[BEGIN]

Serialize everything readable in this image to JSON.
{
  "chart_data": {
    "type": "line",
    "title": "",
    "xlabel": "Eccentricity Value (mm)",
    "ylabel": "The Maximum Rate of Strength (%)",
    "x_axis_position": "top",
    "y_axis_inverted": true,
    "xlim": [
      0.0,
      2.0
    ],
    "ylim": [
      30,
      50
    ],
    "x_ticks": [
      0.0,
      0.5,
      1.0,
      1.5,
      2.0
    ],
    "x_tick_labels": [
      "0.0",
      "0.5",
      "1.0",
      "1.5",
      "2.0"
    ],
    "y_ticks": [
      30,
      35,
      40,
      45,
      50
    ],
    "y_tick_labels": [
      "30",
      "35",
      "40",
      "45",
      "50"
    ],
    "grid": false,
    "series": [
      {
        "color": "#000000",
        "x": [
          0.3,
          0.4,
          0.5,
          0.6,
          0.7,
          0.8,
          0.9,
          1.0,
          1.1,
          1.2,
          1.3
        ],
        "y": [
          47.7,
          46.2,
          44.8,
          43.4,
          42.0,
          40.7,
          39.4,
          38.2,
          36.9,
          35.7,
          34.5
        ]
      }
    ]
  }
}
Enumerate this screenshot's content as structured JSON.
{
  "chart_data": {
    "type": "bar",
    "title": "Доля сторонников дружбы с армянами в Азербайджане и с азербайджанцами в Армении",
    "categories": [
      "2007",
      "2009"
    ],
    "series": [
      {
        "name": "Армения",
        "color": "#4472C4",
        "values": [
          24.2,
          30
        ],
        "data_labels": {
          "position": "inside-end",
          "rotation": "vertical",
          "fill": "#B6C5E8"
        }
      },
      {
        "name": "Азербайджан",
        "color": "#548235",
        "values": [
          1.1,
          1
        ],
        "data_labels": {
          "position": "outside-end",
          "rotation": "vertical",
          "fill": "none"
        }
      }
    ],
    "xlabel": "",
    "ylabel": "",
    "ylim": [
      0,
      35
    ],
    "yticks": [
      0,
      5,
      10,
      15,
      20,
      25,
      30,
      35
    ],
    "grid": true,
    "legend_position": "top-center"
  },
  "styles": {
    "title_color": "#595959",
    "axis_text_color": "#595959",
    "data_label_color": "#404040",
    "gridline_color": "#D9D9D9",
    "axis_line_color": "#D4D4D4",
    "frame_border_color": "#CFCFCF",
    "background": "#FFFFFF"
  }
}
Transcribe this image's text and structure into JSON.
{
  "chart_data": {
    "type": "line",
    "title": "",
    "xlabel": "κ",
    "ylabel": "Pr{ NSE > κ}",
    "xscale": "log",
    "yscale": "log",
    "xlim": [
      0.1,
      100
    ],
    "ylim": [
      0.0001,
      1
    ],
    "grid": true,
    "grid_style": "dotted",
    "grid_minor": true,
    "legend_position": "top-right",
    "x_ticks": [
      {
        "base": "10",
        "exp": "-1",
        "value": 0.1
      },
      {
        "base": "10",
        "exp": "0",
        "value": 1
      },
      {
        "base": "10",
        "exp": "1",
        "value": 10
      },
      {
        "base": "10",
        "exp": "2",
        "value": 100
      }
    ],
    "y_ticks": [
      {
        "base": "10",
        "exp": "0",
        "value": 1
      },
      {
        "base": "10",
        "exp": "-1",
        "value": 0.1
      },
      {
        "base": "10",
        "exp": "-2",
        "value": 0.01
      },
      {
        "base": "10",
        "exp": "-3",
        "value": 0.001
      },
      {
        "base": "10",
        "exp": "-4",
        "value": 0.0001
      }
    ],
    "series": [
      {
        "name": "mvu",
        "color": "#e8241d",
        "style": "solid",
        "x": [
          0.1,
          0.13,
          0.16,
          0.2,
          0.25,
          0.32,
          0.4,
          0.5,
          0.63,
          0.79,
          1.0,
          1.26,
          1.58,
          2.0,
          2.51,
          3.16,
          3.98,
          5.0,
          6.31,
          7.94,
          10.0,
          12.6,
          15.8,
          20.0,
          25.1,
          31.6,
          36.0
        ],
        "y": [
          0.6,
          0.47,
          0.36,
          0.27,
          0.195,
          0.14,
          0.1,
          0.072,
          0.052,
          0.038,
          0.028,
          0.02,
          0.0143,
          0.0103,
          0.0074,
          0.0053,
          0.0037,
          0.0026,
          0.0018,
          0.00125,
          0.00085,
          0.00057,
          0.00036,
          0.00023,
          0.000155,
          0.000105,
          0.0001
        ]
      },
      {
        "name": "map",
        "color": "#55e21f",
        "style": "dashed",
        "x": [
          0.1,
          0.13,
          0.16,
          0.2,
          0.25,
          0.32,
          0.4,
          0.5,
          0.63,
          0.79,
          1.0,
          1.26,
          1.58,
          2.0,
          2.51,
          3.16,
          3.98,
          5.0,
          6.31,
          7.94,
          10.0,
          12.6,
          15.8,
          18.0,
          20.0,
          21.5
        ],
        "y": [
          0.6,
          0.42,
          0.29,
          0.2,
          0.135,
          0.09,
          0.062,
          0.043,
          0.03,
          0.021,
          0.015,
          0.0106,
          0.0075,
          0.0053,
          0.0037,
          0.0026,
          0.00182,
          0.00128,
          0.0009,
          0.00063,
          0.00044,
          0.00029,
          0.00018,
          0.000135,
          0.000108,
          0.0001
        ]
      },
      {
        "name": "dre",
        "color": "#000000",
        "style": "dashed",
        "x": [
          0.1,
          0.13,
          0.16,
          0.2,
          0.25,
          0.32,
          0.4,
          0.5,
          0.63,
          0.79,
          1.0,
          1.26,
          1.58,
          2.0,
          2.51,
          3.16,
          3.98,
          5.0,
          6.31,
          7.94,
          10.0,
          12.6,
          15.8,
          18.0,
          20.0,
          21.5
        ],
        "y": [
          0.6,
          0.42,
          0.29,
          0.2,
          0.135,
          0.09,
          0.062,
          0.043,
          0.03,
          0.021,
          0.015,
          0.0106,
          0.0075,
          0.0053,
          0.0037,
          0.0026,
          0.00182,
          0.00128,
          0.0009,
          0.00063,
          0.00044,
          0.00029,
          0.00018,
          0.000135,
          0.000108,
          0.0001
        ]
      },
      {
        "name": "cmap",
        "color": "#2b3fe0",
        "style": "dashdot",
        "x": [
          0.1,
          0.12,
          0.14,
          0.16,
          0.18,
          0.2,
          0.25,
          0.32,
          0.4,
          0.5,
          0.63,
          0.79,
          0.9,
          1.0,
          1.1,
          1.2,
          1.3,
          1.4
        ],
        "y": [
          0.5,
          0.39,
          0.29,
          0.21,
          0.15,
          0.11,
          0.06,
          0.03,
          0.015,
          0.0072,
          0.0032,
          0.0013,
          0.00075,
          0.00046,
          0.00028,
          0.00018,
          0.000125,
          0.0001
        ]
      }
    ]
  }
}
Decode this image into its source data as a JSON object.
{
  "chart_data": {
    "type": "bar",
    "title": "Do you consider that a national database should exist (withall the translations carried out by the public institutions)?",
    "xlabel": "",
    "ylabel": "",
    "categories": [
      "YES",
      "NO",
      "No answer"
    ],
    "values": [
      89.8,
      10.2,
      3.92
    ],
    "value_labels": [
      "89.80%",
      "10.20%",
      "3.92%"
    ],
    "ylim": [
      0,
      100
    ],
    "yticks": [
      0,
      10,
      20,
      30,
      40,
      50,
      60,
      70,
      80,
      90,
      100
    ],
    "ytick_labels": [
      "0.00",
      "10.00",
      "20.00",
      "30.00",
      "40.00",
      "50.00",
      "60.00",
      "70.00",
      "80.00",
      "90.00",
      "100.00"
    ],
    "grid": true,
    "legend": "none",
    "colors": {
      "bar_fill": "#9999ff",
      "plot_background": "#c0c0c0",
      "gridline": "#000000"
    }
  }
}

[END]

*What is asked*
All of the records must be retyped exactly as they are.

*Result below*
Serialize everything readable in this image to JSON.
{
  "chart_data": {
    "type": "line",
    "title": "",
    "xlabel": "Eccentricity Value (mm)",
    "ylabel": "The Maximum Rate of Strength (%)",
    "x_axis_position": "top",
    "y_axis_inverted": true,
    "xlim": [
      0.0,
      2.0
    ],
    "ylim": [
      30,
      50
    ],
    "x_ticks": [
      0.0,
      0.5,
      1.0,
      1.5,
      2.0
    ],
    "x_tick_labels": [
      "0.0",
      "0.5",
      "1.0",
      "1.5",
      "2.0"
    ],
    "y_ticks": [
      30,
      35,
      40,
      45,
      50
    ],
    "y_tick_labels": [
      "30",
      "35",
      "40",
      "45",
      "50"
    ],
    "grid": false,
    "series": [
      {
        "color": "#000000",
        "x": [
          0.3,
          0.4,
          0.5,
          0.6,
          0.7,
          0.8,
          0.9,
          1.0,
          1.1,
          1.2,
          1.3
        ],
        "y": [
          47.7,
          46.2,
          44.8,
          43.4,
          42.0,
          40.7,
          39.4,
          38.2,
          36.9,
          35.7,
          34.5
        ]
      }
    ]
  }
}
Enumerate this screenshot's content as structured JSON.
{
  "chart_data": {
    "type": "bar",
    "title": "Доля сторонников дружбы с армянами в Азербайджане и с азербайджанцами в Армении",
    "categories": [
      "2007",
      "2009"
    ],
    "series": [
      {
        "name": "Армения",
        "color": "#4472C4",
        "values": [
          24.2,
          30
        ],
        "data_labels": {
          "position": "inside-end",
          "rotation": "vertical",
          "fill": "#B6C5E8"
        }
      },
      {
        "name": "Азербайджан",
        "color": "#548235",
        "values": [
          1.1,
          1
        ],
        "data_labels": {
          "position": "outside-end",
          "rotation": "vertical",
          "fill": "none"
        }
      }
    ],
    "xlabel": "",
    "ylabel": "",
    "ylim": [
      0,
      35
    ],
    "yticks": [
      0,
      5,
      10,
      15,
      20,
      25,
      30,
      35
    ],
    "grid": true,
    "legend_position": "top-center"
  },
  "styles": {
    "title_color": "#595959",
    "axis_text_color": "#595959",
    "data_label_color": "#404040",
    "gridline_color": "#D9D9D9",
    "axis_line_color": "#D4D4D4",
    "frame_border_color": "#CFCFCF",
    "background": "#FFFFFF"
  }
}
Transcribe this image's text and structure into JSON.
{
  "chart_data": {
    "type": "line",
    "title": "",
    "xlabel": "κ",
    "ylabel": "Pr{ NSE > κ}",
    "xscale": "log",
    "yscale": "log",
    "xlim": [
      0.1,
      100
    ],
    "ylim": [
      0.0001,
      1
    ],
    "grid": true,
    "grid_style": "dotted",
    "grid_minor": true,
    "legend_position": "top-right",
    "x_ticks": [
      {
        "base": "10",
        "exp": "-1",
        "value": 0.1
      },
      {
        "base": "10",
        "exp": "0",
        "value": 1
      },
      {
        "base": "10",
        "exp": "1",
        "value": 10
      },
      {
        "base": "10",
        "exp": "2",
        "value": 100
      }
    ],
    "y_ticks": [
      {
        "base": "10",
        "exp": "0",
        "value": 1
      },
      {
        "base": "10",
        "exp": "-1",
        "value": 0.1
      },
      {
        "base": "10",
        "exp": "-2",
        "value": 0.01
      },
      {
        "base": "10",
        "exp": "-3",
        "value": 0.001
      },
      {
        "base": "10",
        "exp": "-4",
        "value": 0.0001
      }
    ],
    "series": [
      {
        "name": "mvu",
        "color": "#e8241d",
        "style": "solid",
        "x": [
          0.1,
          0.13,
          0.16,
          0.2,
          0.25,
          0.32,
          0.4,
          0.5,
          0.63,
          0.79,
          1.0,
          1.26,
          1.58,
          2.0,
          2.51,
          3.16,
          3.98,
          5.0,
          6.31,
          7.94,
          10.0,
          12.6,
          15.8,
          20.0,
          25.1,
          31.6,
          36.0
        ],
        "y": [
          0.6,
          0.47,
          0.36,
          0.27,
          0.195,
          0.14,
          0.1,
          0.072,
          0.052,
          0.038,
          0.028,
          0.02,
          0.0143,
          0.0103,
          0.0074,
          0.0053,
          0.0037,
          0.0026,
          0.0018,
          0.00125,
          0.00085,
          0.00057,
          0.00036,
          0.00023,
          0.000155,
          0.000105,
          0.0001
        ]
      },
      {
        "name": "map",
        "color": "#55e21f",
        "style": "dashed",
        "x": [
          0.1,
          0.13,
          0.16,
          0.2,
          0.25,
          0.32,
          0.4,
          0.5,
          0.63,
          0.79,
          1.0,
          1.26,
          1.58,
          2.0,
          2.51,
          3.16,
          3.98,
          5.0,
          6.31,
          7.94,
          10.0,
          12.6,
          15.8,
          18.0,
          20.0,
          21.5
        ],
        "y": [
          0.6,
          0.42,
          0.29,
          0.2,
          0.135,
          0.09,
          0.062,
          0.043,
          0.03,
          0.021,
          0.015,
          0.0106,
          0.0075,
          0.0053,
          0.0037,
          0.0026,
          0.00182,
          0.00128,
          0.0009,
          0.00063,
          0.00044,
          0.00029,
          0.00018,
          0.000135,
          0.000108,
          0.0001
        ]
      },
      {
        "name": "dre",
        "color": "#000000",
        "style": "dashed",
        "x": [
          0.1,
          0.13,
          0.16,
          0.2,
          0.25,
          0.32,
          0.4,
          0.5,
          0.63,
          0.79,
          1.0,
          1.26,
          1.58,
          2.0,
          2.51,
          3.16,
          3.98,
          5.0,
          6.31,
          7.94,
          10.0,
          12.6,
          15.8,
          18.0,
          20.0,
          21.5
        ],
        "y": [
          0.6,
          0.42,
          0.29,
          0.2,
          0.135,
          0.09,
          0.062,
          0.043,
          0.03,
          0.021,
          0.015,
          0.0106,
          0.0075,
          0.0053,
          0.0037,
          0.0026,
          0.00182,
          0.00128,
          0.0009,
          0.00063,
          0.00044,
          0.00029,
          0.00018,
          0.000135,
          0.000108,
          0.0001
        ]
      },
      {
        "name": "cmap",
        "color": "#2b3fe0",
        "style": "dashdot",
        "x": [
          0.1,
          0.12,
          0.14,
          0.16,
          0.18,
          0.2,
          0.25,
          0.32,
          0.4,
          0.5,
          0.63,
          0.79,
          0.9,
          1.0,
          1.1,
          1.2,
          1.3,
          1.4
        ],
        "y": [
          0.5,
          0.39,
          0.29,
          0.21,
          0.15,
          0.11,
          0.06,
          0.03,
          0.015,
          0.0072,
          0.0032,
          0.0013,
          0.00075,
          0.00046,
          0.00028,
          0.00018,
          0.000125,
          0.0001
        ]
      }
    ]
  }
}
Decode this image into its source data as a JSON object.
{
  "chart_data": {
    "type": "bar",
    "title": "Do you consider that a national database should exist (withall the translations carried out by the public institutions)?",
    "xlabel": "",
    "ylabel": "",
    "categories": [
      "YES",
      "NO",
      "No answer"
    ],
    "values": [
      89.8,
      10.2,
      3.92
    ],
    "value_labels": [
      "89.80%",
      "10.20%",
      "3.92%"
    ],
    "ylim": [
      0,
      100
    ],
    "yticks": [
      0,
      10,
      20,
      30,
      40,
      50,
      60,
      70,
      80,
      90,
      100
    ],
    "ytick_labels": [
      "0.00",
      "10.00",
      "20.00",
      "30.00",
      "40.00",
      "50.00",
      "60.00",
      "70.00",
      "80.00",
      "90.00",
      "100.00"
    ],
    "grid": true,
    "legend": "none",
    "colors": {
      "bar_fill": "#9999ff",
      "plot_background": "#c0c0c0",
      "gridline": "#000000"
    }
  }
}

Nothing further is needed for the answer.